Transcribe all the entries word for word, omitting any pictures they contain.
## start
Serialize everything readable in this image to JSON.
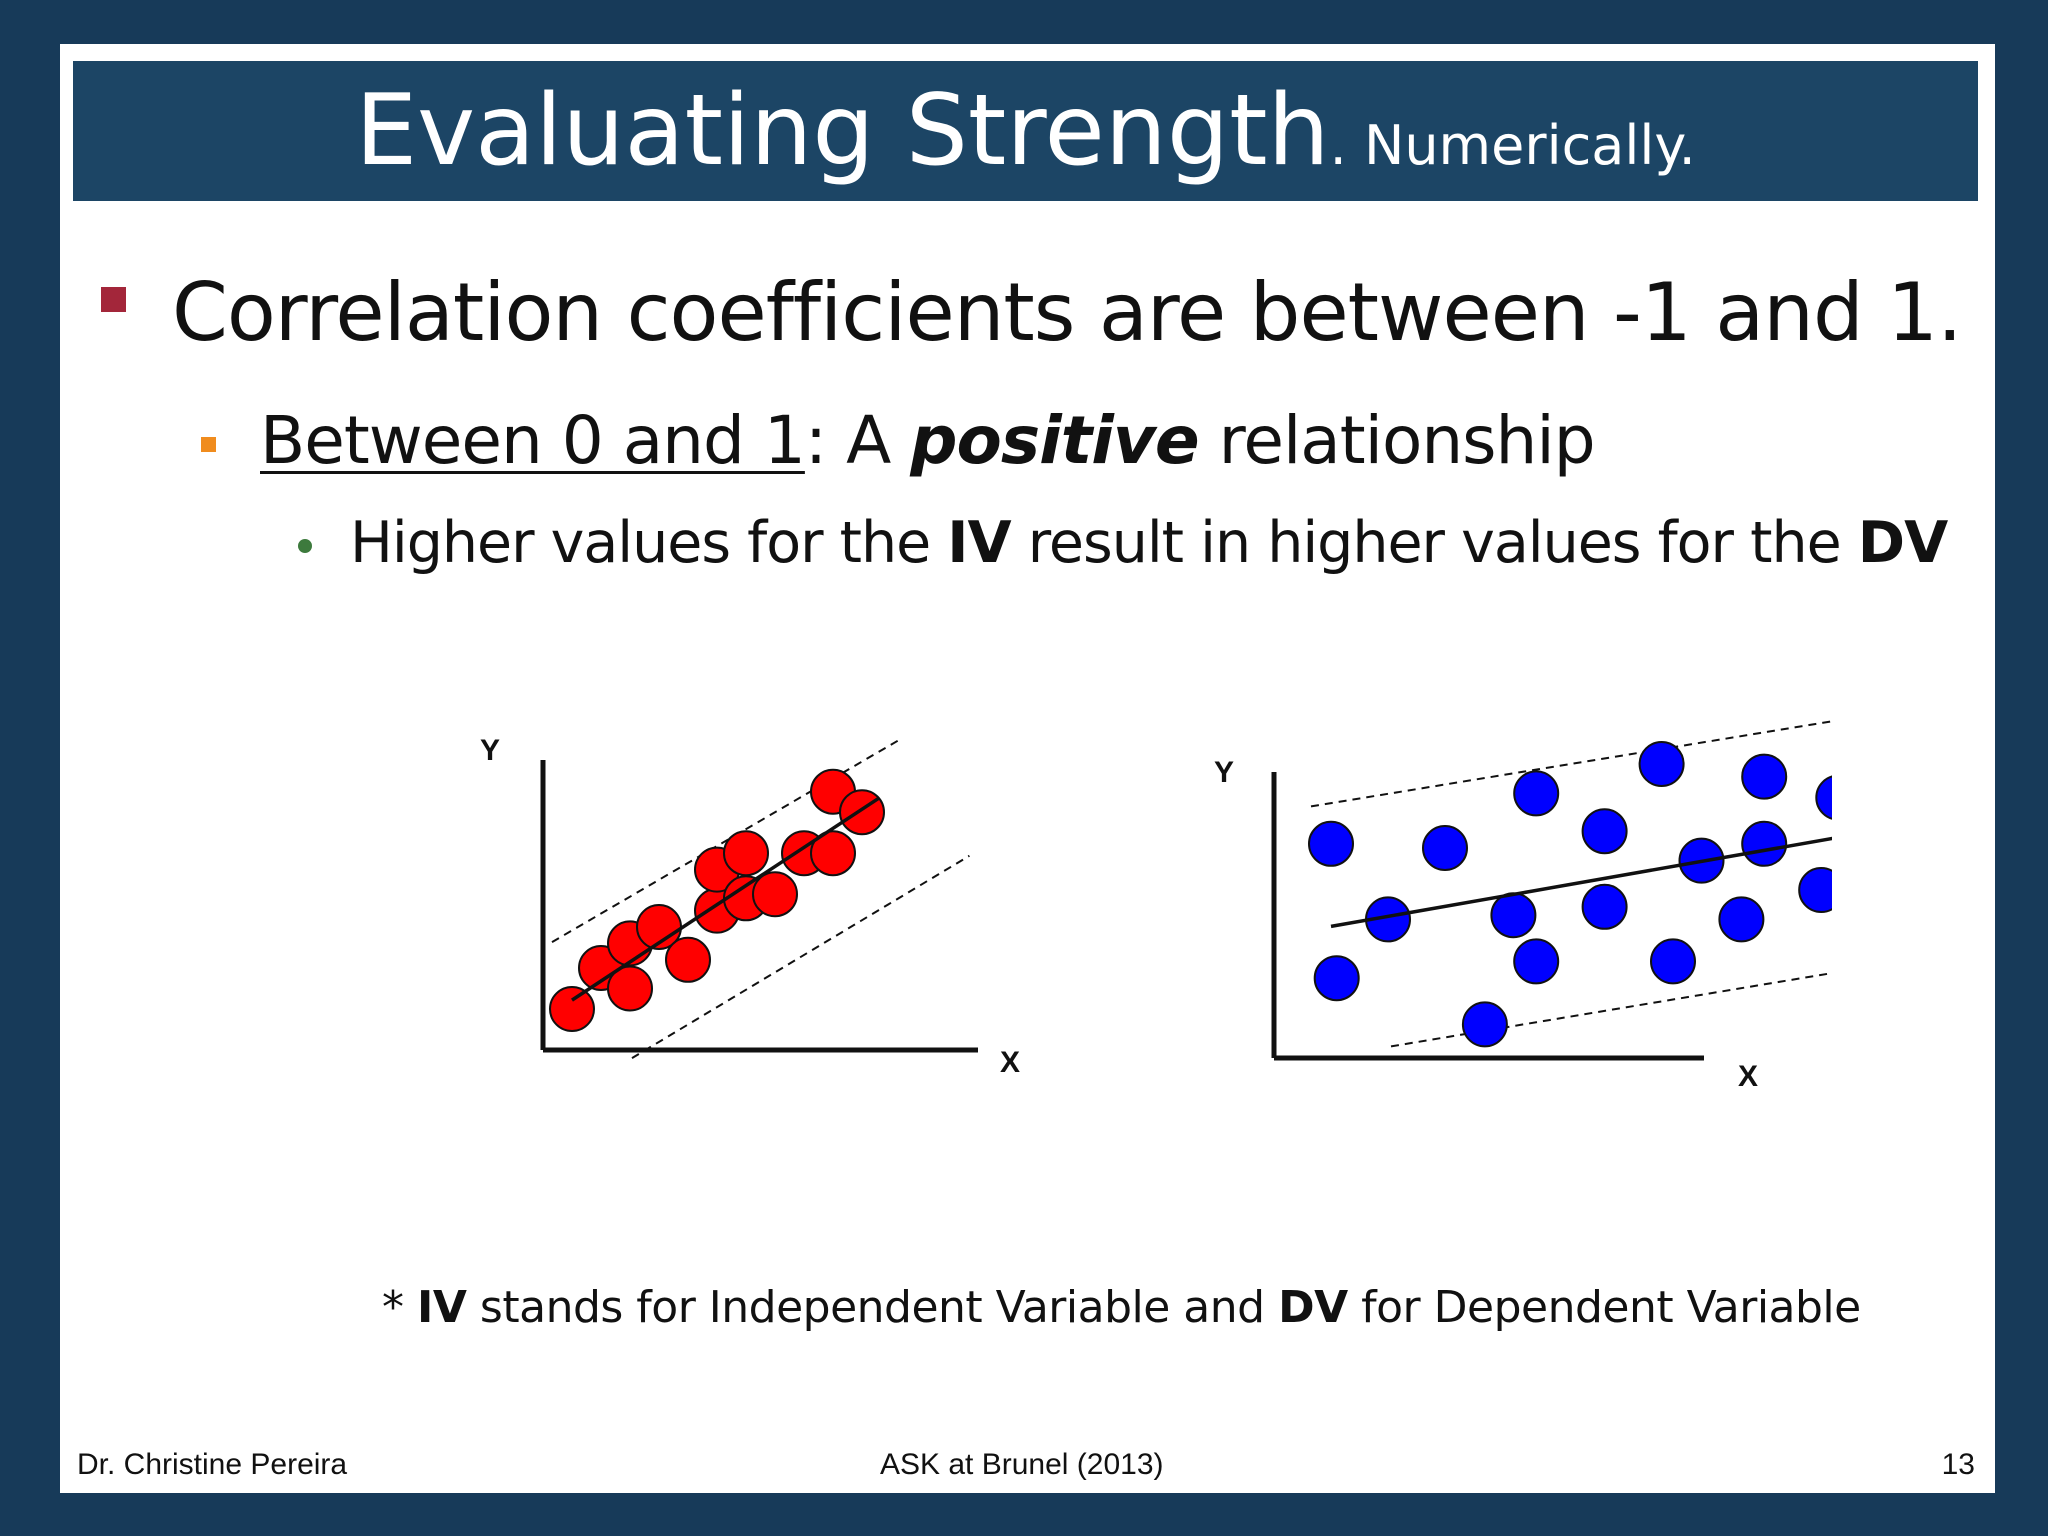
{
  "title": {
    "main": "Evaluating Strength",
    "sub": ". Numerically."
  },
  "bullets": {
    "level1": "Correlation coefficients are between -1 and 1.",
    "level2": {
      "underlined": "Between 0 and 1",
      "pre": ": A ",
      "emph": "positive",
      "post": " relationship"
    },
    "level3": {
      "p1": "Higher values for the ",
      "b1": "IV",
      "p2": " result in higher values for the ",
      "b2": "DV"
    }
  },
  "charts": [
    {
      "x_label": "X",
      "y_label": "Y",
      "point_color": "#ff0000",
      "points": [
        [
          1,
          1
        ],
        [
          2,
          2
        ],
        [
          3,
          1.5
        ],
        [
          3,
          2.6
        ],
        [
          4,
          3
        ],
        [
          5,
          2.2
        ],
        [
          6,
          3.4
        ],
        [
          6,
          4.4
        ],
        [
          7,
          3.7
        ],
        [
          7,
          4.8
        ],
        [
          8,
          3.8
        ],
        [
          9,
          4.8
        ],
        [
          10,
          4.8
        ],
        [
          10,
          6.3
        ],
        [
          11,
          5.8
        ]
      ]
    },
    {
      "x_label": "X",
      "y_label": "Y",
      "point_color": "#0000ff",
      "points": [
        [
          1,
          5.1
        ],
        [
          2,
          3.3
        ],
        [
          1.1,
          1.9
        ],
        [
          3,
          5
        ],
        [
          3.7,
          0.8
        ],
        [
          4.2,
          3.4
        ],
        [
          4.6,
          6.3
        ],
        [
          5.8,
          5.4
        ],
        [
          4.6,
          2.3
        ],
        [
          5.8,
          3.6
        ],
        [
          6.8,
          7
        ],
        [
          7,
          2.3
        ],
        [
          7.5,
          4.7
        ],
        [
          8.6,
          6.7
        ],
        [
          8.2,
          3.3
        ],
        [
          8.6,
          5.1
        ],
        [
          9.6,
          4
        ],
        [
          9.9,
          6.2
        ]
      ]
    }
  ],
  "footnote": {
    "star": "* ",
    "b1": "IV",
    "t1": " stands for Independent Variable and ",
    "b2": "DV",
    "t2": " for Dependent Variable"
  },
  "footer": {
    "left": "Dr. Christine Pereira",
    "middle": "ASK at Brunel (2013)",
    "page": "13"
  },
  "colors": {
    "background": "#173a59",
    "title_bar": "#1c4565",
    "bullet1": "#a3263a",
    "bullet2": "#f08c1e",
    "bullet3": "#3d7a3d"
  }
}
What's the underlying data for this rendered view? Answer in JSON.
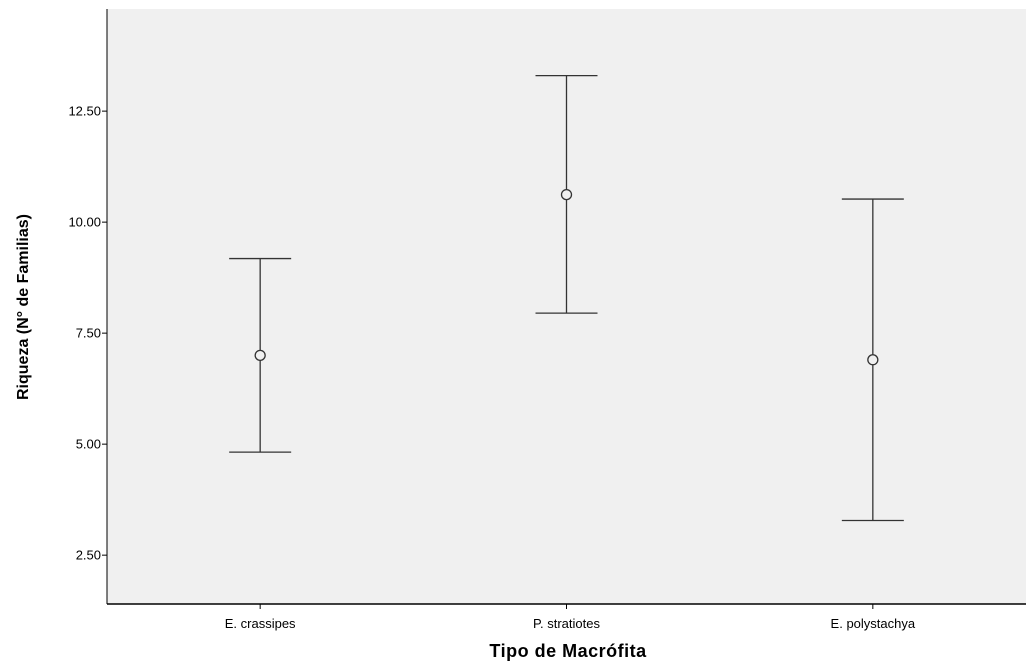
## end
## Exercise output
Serialize everything readable in this image to JSON.
{
  "title": {
    "main": "Evaluating Strength",
    "sub": ". Numerically."
  },
  "bullets": {
    "level1": "Correlation coefficients are between -1 and 1.",
    "level2": {
      "underlined": "Between 0 and 1",
      "pre": ": A ",
      "emph": "positive",
      "post": " relationship"
    },
    "level3": {
      "p1": "Higher values for the ",
      "b1": "IV",
      "p2": " result in higher values for the ",
      "b2": "DV"
    }
  },
  "charts": [
    {
      "x_label": "X",
      "y_label": "Y",
      "point_color": "#ff0000",
      "points": [
        [
          1,
          1
        ],
        [
          2,
          2
        ],
        [
          3,
          1.5
        ],
        [
          3,
          2.6
        ],
        [
          4,
          3
        ],
        [
          5,
          2.2
        ],
        [
          6,
          3.4
        ],
        [
          6,
          4.4
        ],
        [
          7,
          3.7
        ],
        [
          7,
          4.8
        ],
        [
          8,
          3.8
        ],
        [
          9,
          4.8
        ],
        [
          10,
          4.8
        ],
        [
          10,
          6.3
        ],
        [
          11,
          5.8
        ]
      ]
    },
    {
      "x_label": "X",
      "y_label": "Y",
      "point_color": "#0000ff",
      "points": [
        [
          1,
          5.1
        ],
        [
          2,
          3.3
        ],
        [
          1.1,
          1.9
        ],
        [
          3,
          5
        ],
        [
          3.7,
          0.8
        ],
        [
          4.2,
          3.4
        ],
        [
          4.6,
          6.3
        ],
        [
          5.8,
          5.4
        ],
        [
          4.6,
          2.3
        ],
        [
          5.8,
          3.6
        ],
        [
          6.8,
          7
        ],
        [
          7,
          2.3
        ],
        [
          7.5,
          4.7
        ],
        [
          8.6,
          6.7
        ],
        [
          8.2,
          3.3
        ],
        [
          8.6,
          5.1
        ],
        [
          9.6,
          4
        ],
        [
          9.9,
          6.2
        ]
      ]
    }
  ],
  "footnote": {
    "star": "* ",
    "b1": "IV",
    "t1": " stands for Independent Variable and ",
    "b2": "DV",
    "t2": " for Dependent Variable"
  },
  "footer": {
    "left": "Dr. Christine Pereira",
    "middle": "ASK at Brunel (2013)",
    "page": "13"
  },
  "colors": {
    "background": "#173a59",
    "title_bar": "#1c4565",
    "bullet1": "#a3263a",
    "bullet2": "#f08c1e",
    "bullet3": "#3d7a3d"
  }
}
What's the underlying data for this rendered view? Answer in JSON.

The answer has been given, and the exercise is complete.